Copy out the lines below word for word, changing nothing.
* Start INPUT RECORDS *
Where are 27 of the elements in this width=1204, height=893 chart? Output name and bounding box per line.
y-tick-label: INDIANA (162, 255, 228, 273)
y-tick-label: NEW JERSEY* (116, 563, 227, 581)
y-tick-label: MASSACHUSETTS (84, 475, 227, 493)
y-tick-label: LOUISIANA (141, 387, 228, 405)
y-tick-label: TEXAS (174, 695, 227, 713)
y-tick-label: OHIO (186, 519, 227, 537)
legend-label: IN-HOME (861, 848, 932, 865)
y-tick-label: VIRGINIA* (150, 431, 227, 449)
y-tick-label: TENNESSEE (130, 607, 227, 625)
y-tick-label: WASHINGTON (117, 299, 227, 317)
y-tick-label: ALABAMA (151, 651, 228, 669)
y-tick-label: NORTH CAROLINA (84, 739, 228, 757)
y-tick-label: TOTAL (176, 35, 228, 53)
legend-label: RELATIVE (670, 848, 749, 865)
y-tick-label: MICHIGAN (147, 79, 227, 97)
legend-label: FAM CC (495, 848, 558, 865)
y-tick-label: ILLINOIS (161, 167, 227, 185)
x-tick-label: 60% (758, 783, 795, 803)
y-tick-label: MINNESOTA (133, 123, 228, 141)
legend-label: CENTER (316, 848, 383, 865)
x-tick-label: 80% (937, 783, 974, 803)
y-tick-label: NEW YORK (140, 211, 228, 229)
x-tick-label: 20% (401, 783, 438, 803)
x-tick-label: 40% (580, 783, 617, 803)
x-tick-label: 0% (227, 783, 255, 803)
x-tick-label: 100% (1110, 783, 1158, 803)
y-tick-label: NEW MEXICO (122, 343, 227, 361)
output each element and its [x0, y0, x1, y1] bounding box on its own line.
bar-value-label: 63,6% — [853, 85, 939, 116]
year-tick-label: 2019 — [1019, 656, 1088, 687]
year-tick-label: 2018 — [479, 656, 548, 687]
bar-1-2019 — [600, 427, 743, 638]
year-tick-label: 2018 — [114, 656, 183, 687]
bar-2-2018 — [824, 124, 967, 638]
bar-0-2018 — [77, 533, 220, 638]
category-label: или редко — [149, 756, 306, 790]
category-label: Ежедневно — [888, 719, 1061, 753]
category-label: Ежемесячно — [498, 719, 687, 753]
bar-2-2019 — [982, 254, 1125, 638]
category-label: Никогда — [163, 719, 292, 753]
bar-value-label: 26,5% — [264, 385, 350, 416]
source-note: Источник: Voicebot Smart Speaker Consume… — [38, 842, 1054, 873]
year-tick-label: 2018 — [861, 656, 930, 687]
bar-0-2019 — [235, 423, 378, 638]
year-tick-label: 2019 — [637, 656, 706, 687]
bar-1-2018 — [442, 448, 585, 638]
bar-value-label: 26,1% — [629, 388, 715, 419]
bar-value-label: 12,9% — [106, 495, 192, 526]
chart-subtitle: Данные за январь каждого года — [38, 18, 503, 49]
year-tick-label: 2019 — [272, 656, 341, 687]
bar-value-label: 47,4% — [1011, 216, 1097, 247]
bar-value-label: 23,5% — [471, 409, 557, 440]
* End INPUT RECORDS *
[COMPLETE RESPONSE]
Where are 27 of the elements in this width=1204, height=893 chart? Output name and bounding box per line.
y-tick-label: INDIANA (162, 255, 228, 273)
y-tick-label: NEW JERSEY* (116, 563, 227, 581)
y-tick-label: MASSACHUSETTS (84, 475, 227, 493)
y-tick-label: LOUISIANA (141, 387, 228, 405)
y-tick-label: TEXAS (174, 695, 227, 713)
y-tick-label: OHIO (186, 519, 227, 537)
legend-label: IN-HOME (861, 848, 932, 865)
y-tick-label: VIRGINIA* (150, 431, 227, 449)
y-tick-label: TENNESSEE (130, 607, 227, 625)
y-tick-label: WASHINGTON (117, 299, 227, 317)
y-tick-label: ALABAMA (151, 651, 228, 669)
y-tick-label: NORTH CAROLINA (84, 739, 228, 757)
y-tick-label: TOTAL (176, 35, 228, 53)
legend-label: RELATIVE (670, 848, 749, 865)
y-tick-label: MICHIGAN (147, 79, 227, 97)
legend-label: FAM CC (495, 848, 558, 865)
y-tick-label: ILLINOIS (161, 167, 227, 185)
x-tick-label: 60% (758, 783, 795, 803)
y-tick-label: MINNESOTA (133, 123, 228, 141)
legend-label: CENTER (316, 848, 383, 865)
x-tick-label: 80% (937, 783, 974, 803)
y-tick-label: NEW YORK (140, 211, 228, 229)
x-tick-label: 20% (401, 783, 438, 803)
x-tick-label: 40% (580, 783, 617, 803)
x-tick-label: 0% (227, 783, 255, 803)
x-tick-label: 100% (1110, 783, 1158, 803)
y-tick-label: NEW MEXICO (122, 343, 227, 361)
output each element and its [x0, y0, x1, y1] bounding box on its own line.
bar-value-label: 63,6% — [853, 85, 939, 116]
year-tick-label: 2019 — [1019, 656, 1088, 687]
year-tick-label: 2018 — [479, 656, 548, 687]
bar-1-2019 — [600, 427, 743, 638]
year-tick-label: 2018 — [114, 656, 183, 687]
bar-2-2018 — [824, 124, 967, 638]
bar-0-2018 — [77, 533, 220, 638]
category-label: или редко — [149, 756, 306, 790]
category-label: Ежедневно — [888, 719, 1061, 753]
category-label: Ежемесячно — [498, 719, 687, 753]
bar-2-2019 — [982, 254, 1125, 638]
category-label: Никогда — [163, 719, 292, 753]
bar-value-label: 26,5% — [264, 385, 350, 416]
source-note: Источник: Voicebot Smart Speaker Consume… — [38, 842, 1054, 873]
year-tick-label: 2018 — [861, 656, 930, 687]
bar-0-2019 — [235, 423, 378, 638]
year-tick-label: 2019 — [637, 656, 706, 687]
bar-1-2018 — [442, 448, 585, 638]
bar-value-label: 26,1% — [629, 388, 715, 419]
bar-value-label: 12,9% — [106, 495, 192, 526]
chart-subtitle: Данные за январь каждого года — [38, 18, 503, 49]
year-tick-label: 2019 — [272, 656, 341, 687]
bar-value-label: 47,4% — [1011, 216, 1097, 247]
bar-value-label: 23,5% — [471, 409, 557, 440]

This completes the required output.